Work to be completed:
Lift out each line of the data that holds "auch".

[Dataset records]
▶
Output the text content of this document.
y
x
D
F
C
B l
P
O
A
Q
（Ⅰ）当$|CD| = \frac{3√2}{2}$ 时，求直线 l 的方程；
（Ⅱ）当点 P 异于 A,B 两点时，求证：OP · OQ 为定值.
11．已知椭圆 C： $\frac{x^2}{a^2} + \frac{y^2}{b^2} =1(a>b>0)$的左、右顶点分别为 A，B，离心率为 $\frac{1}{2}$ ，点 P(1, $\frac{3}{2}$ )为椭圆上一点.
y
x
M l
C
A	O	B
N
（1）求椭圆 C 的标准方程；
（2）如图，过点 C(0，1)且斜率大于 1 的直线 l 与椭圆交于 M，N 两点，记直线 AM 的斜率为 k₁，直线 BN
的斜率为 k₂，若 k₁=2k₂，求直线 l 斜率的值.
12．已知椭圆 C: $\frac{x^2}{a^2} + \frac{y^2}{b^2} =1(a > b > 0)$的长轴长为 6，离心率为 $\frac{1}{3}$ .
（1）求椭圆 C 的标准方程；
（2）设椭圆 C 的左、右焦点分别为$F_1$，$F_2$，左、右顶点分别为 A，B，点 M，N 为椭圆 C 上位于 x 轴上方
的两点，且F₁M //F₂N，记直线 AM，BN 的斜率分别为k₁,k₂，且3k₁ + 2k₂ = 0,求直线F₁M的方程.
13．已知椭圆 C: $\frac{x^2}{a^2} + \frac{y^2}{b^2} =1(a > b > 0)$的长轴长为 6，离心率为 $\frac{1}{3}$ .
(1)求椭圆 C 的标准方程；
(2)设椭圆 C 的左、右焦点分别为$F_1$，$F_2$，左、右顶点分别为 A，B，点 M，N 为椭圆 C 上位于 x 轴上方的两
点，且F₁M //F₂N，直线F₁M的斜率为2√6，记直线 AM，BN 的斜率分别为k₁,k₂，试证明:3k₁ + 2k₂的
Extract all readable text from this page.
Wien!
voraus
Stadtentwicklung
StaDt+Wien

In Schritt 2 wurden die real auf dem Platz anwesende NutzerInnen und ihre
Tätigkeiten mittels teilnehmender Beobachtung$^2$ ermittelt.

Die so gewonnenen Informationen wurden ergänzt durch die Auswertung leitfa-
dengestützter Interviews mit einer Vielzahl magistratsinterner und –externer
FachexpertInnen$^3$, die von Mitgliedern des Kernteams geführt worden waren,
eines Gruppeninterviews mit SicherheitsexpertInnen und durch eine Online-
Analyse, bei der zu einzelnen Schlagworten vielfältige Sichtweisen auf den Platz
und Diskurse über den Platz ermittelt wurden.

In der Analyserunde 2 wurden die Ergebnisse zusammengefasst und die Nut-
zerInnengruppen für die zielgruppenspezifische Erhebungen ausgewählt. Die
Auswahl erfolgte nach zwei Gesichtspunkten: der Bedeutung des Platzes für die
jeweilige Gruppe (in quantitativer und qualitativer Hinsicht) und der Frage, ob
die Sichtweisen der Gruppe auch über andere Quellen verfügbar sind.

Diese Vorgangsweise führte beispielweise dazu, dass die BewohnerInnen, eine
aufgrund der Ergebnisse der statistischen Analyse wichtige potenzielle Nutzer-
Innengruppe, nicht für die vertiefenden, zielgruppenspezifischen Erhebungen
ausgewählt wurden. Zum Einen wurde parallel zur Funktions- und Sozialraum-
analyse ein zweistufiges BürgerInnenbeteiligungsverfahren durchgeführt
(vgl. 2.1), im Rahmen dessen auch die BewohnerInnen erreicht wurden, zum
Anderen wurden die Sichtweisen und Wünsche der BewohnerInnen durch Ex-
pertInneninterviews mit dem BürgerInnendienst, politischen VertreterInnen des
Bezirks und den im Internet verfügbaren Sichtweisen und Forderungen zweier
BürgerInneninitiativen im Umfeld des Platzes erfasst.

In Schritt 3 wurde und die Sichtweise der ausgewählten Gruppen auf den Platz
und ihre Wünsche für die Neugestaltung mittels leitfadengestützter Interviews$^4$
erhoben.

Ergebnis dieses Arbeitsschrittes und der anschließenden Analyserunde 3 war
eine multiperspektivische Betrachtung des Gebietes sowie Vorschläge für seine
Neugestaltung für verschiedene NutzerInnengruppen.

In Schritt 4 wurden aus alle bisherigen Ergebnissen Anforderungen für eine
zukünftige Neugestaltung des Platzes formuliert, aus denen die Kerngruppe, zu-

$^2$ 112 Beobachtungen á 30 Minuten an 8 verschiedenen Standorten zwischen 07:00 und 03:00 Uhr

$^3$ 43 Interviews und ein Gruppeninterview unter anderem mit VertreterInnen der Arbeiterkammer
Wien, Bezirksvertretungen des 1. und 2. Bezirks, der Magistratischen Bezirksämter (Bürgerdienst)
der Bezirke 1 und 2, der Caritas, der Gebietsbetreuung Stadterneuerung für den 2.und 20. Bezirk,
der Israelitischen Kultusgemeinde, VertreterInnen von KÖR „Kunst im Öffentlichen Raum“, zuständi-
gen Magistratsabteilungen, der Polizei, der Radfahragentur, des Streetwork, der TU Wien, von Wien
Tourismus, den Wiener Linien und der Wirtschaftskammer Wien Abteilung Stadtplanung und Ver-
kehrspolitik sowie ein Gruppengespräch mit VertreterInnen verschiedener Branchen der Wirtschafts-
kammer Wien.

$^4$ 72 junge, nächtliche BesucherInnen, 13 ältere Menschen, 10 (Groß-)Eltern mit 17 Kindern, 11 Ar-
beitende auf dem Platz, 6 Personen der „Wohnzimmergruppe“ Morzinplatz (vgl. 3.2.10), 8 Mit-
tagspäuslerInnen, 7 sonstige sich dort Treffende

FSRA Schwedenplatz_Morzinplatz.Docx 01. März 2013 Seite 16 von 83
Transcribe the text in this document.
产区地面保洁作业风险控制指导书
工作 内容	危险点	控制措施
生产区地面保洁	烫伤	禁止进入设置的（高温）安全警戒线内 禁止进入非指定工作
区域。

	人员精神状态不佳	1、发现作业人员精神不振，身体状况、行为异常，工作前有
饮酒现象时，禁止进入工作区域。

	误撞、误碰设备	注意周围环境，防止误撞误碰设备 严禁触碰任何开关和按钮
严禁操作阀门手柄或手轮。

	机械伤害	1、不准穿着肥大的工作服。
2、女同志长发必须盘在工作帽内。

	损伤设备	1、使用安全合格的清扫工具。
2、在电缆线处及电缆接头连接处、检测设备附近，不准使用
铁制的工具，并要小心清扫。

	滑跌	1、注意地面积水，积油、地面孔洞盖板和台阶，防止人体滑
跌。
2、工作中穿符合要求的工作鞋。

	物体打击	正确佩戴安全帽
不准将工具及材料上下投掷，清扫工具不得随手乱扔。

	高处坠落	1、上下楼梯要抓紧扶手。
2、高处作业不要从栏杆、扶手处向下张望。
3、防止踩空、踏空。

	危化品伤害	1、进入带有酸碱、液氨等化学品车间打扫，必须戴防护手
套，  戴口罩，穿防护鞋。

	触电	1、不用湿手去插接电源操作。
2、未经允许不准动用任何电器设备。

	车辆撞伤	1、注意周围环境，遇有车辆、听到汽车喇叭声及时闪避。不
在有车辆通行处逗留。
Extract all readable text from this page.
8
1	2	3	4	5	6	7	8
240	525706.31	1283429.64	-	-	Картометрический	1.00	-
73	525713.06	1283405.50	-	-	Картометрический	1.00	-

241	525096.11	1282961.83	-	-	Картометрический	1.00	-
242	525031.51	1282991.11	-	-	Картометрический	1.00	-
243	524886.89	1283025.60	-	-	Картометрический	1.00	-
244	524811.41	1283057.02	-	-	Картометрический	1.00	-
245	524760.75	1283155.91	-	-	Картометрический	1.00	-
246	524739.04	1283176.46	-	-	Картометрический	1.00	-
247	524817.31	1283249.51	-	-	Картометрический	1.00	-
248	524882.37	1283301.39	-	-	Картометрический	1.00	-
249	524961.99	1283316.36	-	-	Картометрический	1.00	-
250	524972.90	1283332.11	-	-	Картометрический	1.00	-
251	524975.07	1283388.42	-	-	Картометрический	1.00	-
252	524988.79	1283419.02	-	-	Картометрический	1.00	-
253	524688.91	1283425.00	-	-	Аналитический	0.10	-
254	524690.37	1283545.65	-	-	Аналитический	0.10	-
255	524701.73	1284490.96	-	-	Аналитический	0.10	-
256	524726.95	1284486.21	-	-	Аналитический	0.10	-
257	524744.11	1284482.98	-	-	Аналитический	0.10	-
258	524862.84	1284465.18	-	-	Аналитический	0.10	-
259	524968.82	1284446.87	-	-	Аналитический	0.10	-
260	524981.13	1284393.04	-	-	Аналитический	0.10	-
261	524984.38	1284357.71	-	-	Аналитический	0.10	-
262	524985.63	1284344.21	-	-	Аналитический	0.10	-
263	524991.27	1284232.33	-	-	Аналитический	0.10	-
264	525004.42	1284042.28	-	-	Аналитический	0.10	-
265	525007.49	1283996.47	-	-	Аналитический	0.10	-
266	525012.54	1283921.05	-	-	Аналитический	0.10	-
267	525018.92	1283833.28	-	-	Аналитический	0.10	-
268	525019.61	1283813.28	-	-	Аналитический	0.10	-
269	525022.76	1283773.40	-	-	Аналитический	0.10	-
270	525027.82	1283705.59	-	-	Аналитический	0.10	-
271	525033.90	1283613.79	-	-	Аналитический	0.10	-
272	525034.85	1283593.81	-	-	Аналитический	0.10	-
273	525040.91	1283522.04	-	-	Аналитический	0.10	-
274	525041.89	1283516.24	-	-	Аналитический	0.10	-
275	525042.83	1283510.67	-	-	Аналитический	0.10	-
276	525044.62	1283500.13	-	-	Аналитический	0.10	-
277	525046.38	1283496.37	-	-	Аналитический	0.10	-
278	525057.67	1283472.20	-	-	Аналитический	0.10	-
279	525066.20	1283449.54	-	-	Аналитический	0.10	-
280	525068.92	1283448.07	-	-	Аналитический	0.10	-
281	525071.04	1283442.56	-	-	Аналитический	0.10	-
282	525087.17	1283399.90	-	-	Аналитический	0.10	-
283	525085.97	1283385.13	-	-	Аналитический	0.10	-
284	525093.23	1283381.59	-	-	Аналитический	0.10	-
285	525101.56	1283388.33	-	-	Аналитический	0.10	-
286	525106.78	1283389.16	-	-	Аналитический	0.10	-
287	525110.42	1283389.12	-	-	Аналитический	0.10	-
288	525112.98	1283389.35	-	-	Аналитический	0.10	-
◀
Solution below:
die Sichtweisen der Gruppe auch über andere Quellen verfügbar sind.
(vgl. 2.1), im Rahmen dessen auch die BewohnerInnen erreicht wurden, zum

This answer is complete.